**WORK TO DO:** Collect each line in the entries below that contains the string "hires", copying every such line in full.
Start of DATA TO USE
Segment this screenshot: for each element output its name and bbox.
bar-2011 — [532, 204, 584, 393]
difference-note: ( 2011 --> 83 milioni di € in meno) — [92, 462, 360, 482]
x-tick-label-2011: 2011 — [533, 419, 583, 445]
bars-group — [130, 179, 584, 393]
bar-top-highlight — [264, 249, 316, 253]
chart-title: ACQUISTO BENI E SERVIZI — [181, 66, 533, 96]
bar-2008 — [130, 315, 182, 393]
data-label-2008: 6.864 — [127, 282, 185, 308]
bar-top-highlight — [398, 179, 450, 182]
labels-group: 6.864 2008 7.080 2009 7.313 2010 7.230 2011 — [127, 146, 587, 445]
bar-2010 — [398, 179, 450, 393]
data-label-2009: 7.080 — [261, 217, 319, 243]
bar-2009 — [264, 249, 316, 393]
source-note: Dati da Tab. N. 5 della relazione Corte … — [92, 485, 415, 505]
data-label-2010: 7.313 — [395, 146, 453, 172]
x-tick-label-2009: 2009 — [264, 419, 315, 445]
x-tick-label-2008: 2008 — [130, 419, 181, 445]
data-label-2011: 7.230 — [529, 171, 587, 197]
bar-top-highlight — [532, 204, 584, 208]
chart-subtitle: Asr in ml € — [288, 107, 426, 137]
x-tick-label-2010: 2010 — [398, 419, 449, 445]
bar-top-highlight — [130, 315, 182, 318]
End of DATA TO USE
Start of DATA TO USE
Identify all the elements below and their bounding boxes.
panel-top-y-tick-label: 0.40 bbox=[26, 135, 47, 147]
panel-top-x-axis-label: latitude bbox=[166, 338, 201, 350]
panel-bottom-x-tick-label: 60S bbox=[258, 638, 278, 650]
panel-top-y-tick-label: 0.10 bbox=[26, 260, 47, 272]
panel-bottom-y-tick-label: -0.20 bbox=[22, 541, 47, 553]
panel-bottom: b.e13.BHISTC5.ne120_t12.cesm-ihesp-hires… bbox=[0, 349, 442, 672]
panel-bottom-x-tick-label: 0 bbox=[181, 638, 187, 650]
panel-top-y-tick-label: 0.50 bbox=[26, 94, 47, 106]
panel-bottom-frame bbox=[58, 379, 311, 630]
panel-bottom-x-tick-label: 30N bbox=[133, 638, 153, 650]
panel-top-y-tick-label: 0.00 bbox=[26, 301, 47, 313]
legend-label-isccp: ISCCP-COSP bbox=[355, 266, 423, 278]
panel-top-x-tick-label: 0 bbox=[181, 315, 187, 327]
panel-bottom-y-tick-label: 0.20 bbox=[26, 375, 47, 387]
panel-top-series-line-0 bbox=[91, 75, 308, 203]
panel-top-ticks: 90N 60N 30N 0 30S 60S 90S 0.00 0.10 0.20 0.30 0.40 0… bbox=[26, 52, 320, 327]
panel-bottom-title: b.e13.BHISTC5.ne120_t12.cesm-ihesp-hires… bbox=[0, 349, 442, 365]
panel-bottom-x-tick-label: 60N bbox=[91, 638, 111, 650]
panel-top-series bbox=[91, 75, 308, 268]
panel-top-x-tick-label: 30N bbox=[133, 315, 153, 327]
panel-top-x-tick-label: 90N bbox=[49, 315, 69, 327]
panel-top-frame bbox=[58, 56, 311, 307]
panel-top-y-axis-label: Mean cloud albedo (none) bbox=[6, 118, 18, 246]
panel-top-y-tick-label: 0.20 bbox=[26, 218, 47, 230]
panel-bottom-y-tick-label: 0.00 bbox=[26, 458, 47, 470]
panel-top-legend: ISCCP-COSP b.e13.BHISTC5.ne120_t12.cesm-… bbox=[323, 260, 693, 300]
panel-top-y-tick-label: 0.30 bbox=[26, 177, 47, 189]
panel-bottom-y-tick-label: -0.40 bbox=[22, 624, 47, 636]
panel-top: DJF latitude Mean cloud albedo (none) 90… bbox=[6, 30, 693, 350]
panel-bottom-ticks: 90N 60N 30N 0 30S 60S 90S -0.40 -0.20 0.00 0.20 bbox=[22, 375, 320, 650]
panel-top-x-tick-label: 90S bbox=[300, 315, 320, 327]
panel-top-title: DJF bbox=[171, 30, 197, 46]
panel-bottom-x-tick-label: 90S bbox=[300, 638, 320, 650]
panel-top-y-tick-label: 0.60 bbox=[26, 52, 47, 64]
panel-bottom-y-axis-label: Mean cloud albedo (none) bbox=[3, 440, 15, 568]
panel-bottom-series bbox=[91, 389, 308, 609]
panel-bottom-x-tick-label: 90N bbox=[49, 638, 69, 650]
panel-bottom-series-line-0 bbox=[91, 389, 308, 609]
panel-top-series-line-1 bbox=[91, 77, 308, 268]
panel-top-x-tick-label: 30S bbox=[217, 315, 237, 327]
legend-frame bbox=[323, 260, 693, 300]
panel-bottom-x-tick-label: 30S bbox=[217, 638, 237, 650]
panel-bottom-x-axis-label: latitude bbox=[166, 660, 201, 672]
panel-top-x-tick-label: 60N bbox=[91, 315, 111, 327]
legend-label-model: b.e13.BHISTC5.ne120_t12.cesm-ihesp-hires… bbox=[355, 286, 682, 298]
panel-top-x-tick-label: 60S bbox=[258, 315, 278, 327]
End of DATA TO USE
**CORRECT ANSWER:**
panel-bottom: b.e13.BHISTC5.ne120_t12.cesm-ihesp-hires… bbox=[0, 349, 442, 672]
panel-bottom-title: b.e13.BHISTC5.ne120_t12.cesm-ihesp-hires… bbox=[0, 349, 442, 365]
legend-label-model: b.e13.BHISTC5.ne120_t12.cesm-ihesp-hires… bbox=[355, 286, 682, 298]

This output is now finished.